(Extracted data entries)
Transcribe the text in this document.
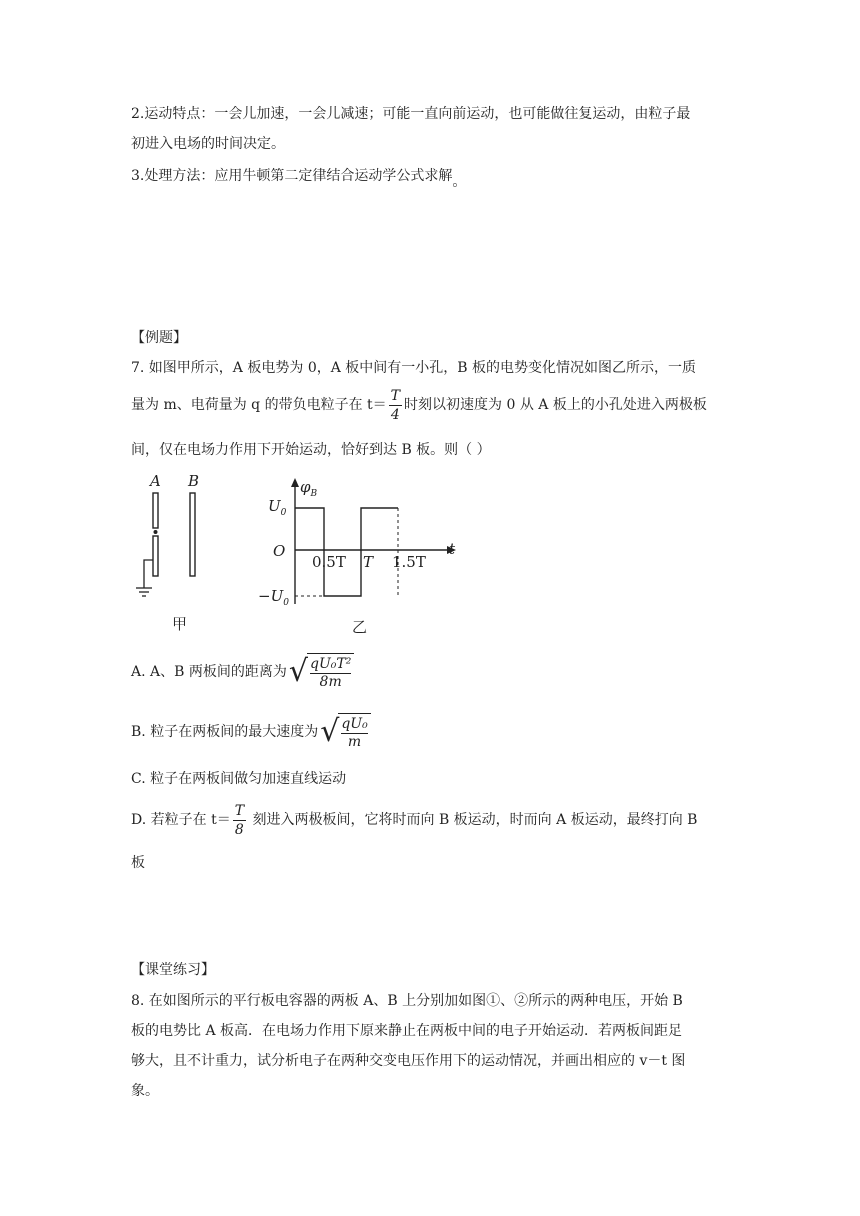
2.运动特点：一会儿加速，一会儿减速；可能一直向前运动，也可能做往复运动，由粒子最
初进入电场的时间决定。
3.处理方法：应用牛顿第二定律结合运动学公式求解。
【例题】
7. 如图甲所示，A 板电势为 0，A 板中间有一小孔，B 板的电势变化情况如图乙所示，一质
量为 m、电荷量为 q 的带负电粒子在 $t= \frac{T}{4}$ 时刻以初速度为 0 从 A 板上的小孔处进入两极板
间，仅在电场力作用下开始运动，恰好到达 B 板。则（ ）
A B
甲
$\varphi_B$
t
O
$U_0$
$-U_0$
0.5T T 1.5T
乙
A. A、B 两板间的距离为 √ $\frac{\text{qU₀T²}}{8m}$
B. 粒子在两板间的最大速度为 √ $\frac{\text{qU₀}}{m}$
C. 粒子在两板间做匀加速直线运动
D. 若粒子在 $t= \frac{T}{8}$ 刻进入两极板间，它将时而向 B 板运动，时而向 A 板运动，最终打向 B
板
【课堂练习】
8. 在如图所示的平行板电容器的两板 A、B 上分别加如图①、②所示的两种电压，开始 B
板的电势比 A 板高．在电场力作用下原来静止在两板中间的电子开始运动．若两板间距足
够大，且不计重力，试分析电子在两种交变电压作用下的运动情况，并画出相应的 v－t 图
象。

** TASK GOAL **
Copy the records exactly. Skip the pictures.

** ANSWER FOR THE TASK **
Transcribe the text in this document.
2.运动特点：一会儿加速，一会儿减速；可能一直向前运动，也可能做往复运动，由粒子最
初进入电场的时间决定。
3.处理方法：应用牛顿第二定律结合运动学公式求解。
【例题】
7. 如图甲所示，A 板电势为 0，A 板中间有一小孔，B 板的电势变化情况如图乙所示，一质
量为 m、电荷量为 q 的带负电粒子在 $t= \frac{T}{4}$ 时刻以初速度为 0 从 A 板上的小孔处进入两极板
间，仅在电场力作用下开始运动，恰好到达 B 板。则（ ）
A B
甲
$\varphi_B$
t
O
$U_0$
$-U_0$
0.5T T 1.5T
乙
A. A、B 两板间的距离为 √ $\frac{\text{qU₀T²}}{8m}$
B. 粒子在两板间的最大速度为 √ $\frac{\text{qU₀}}{m}$
C. 粒子在两板间做匀加速直线运动
D. 若粒子在 $t= \frac{T}{8}$ 刻进入两极板间，它将时而向 B 板运动，时而向 A 板运动，最终打向 B
板
【课堂练习】
8. 在如图所示的平行板电容器的两板 A、B 上分别加如图①、②所示的两种电压，开始 B
板的电势比 A 板高．在电场力作用下原来静止在两板中间的电子开始运动．若两板间距足
够大，且不计重力，试分析电子在两种交变电压作用下的运动情况，并画出相应的 v－t 图
象。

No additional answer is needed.